▶ _PROBLEM DETAILS_:
Restate, word for word, all of the material shown below.

Records from a data collection
[start]

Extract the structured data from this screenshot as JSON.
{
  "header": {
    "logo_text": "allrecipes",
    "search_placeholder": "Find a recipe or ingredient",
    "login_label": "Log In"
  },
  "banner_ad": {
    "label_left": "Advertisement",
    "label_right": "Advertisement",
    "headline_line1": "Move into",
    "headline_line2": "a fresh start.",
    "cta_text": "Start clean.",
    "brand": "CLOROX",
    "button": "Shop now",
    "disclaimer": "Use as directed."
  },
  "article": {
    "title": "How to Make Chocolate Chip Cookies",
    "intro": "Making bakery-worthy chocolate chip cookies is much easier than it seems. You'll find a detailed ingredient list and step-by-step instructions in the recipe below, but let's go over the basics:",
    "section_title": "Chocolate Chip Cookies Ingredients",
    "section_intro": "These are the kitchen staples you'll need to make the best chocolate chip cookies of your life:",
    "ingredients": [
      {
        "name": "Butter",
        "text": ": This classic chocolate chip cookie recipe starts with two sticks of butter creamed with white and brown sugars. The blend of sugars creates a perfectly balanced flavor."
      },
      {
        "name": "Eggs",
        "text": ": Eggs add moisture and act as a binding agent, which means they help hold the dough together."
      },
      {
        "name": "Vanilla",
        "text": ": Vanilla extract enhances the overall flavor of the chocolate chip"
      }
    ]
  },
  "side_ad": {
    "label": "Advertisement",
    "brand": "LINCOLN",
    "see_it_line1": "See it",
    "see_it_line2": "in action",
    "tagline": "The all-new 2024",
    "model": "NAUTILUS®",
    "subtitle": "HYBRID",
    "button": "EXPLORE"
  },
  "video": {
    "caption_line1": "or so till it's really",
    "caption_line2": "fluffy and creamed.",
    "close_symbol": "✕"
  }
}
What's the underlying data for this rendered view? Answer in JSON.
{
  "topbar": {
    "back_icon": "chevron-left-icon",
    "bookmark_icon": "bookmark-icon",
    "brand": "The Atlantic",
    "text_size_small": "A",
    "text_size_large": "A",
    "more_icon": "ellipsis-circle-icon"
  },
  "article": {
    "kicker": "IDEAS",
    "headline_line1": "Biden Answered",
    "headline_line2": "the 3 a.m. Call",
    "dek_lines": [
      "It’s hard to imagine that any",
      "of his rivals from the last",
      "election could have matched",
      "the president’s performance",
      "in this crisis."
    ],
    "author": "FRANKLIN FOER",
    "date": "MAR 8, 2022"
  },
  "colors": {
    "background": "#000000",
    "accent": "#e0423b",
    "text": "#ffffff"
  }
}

[end]

▶ _THE ANSWER_:
Extract the structured data from this screenshot as JSON.
{
  "header": {
    "logo_text": "allrecipes",
    "search_placeholder": "Find a recipe or ingredient",
    "login_label": "Log In"
  },
  "banner_ad": {
    "label_left": "Advertisement",
    "label_right": "Advertisement",
    "headline_line1": "Move into",
    "headline_line2": "a fresh start.",
    "cta_text": "Start clean.",
    "brand": "CLOROX",
    "button": "Shop now",
    "disclaimer": "Use as directed."
  },
  "article": {
    "title": "How to Make Chocolate Chip Cookies",
    "intro": "Making bakery-worthy chocolate chip cookies is much easier than it seems. You'll find a detailed ingredient list and step-by-step instructions in the recipe below, but let's go over the basics:",
    "section_title": "Chocolate Chip Cookies Ingredients",
    "section_intro": "These are the kitchen staples you'll need to make the best chocolate chip cookies of your life:",
    "ingredients": [
      {
        "name": "Butter",
        "text": ": This classic chocolate chip cookie recipe starts with two sticks of butter creamed with white and brown sugars. The blend of sugars creates a perfectly balanced flavor."
      },
      {
        "name": "Eggs",
        "text": ": Eggs add moisture and act as a binding agent, which means they help hold the dough together."
      },
      {
        "name": "Vanilla",
        "text": ": Vanilla extract enhances the overall flavor of the chocolate chip"
      }
    ]
  },
  "side_ad": {
    "label": "Advertisement",
    "brand": "LINCOLN",
    "see_it_line1": "See it",
    "see_it_line2": "in action",
    "tagline": "The all-new 2024",
    "model": "NAUTILUS®",
    "subtitle": "HYBRID",
    "button": "EXPLORE"
  },
  "video": {
    "caption_line1": "or so till it's really",
    "caption_line2": "fluffy and creamed.",
    "close_symbol": "✕"
  }
}
What's the underlying data for this rendered view? Answer in JSON.
{
  "topbar": {
    "back_icon": "chevron-left-icon",
    "bookmark_icon": "bookmark-icon",
    "brand": "The Atlantic",
    "text_size_small": "A",
    "text_size_large": "A",
    "more_icon": "ellipsis-circle-icon"
  },
  "article": {
    "kicker": "IDEAS",
    "headline_line1": "Biden Answered",
    "headline_line2": "the 3 a.m. Call",
    "dek_lines": [
      "It’s hard to imagine that any",
      "of his rivals from the last",
      "election could have matched",
      "the president’s performance",
      "in this crisis."
    ],
    "author": "FRANKLIN FOER",
    "date": "MAR 8, 2022"
  },
  "colors": {
    "background": "#000000",
    "accent": "#e0423b",
    "text": "#ffffff"
  }
}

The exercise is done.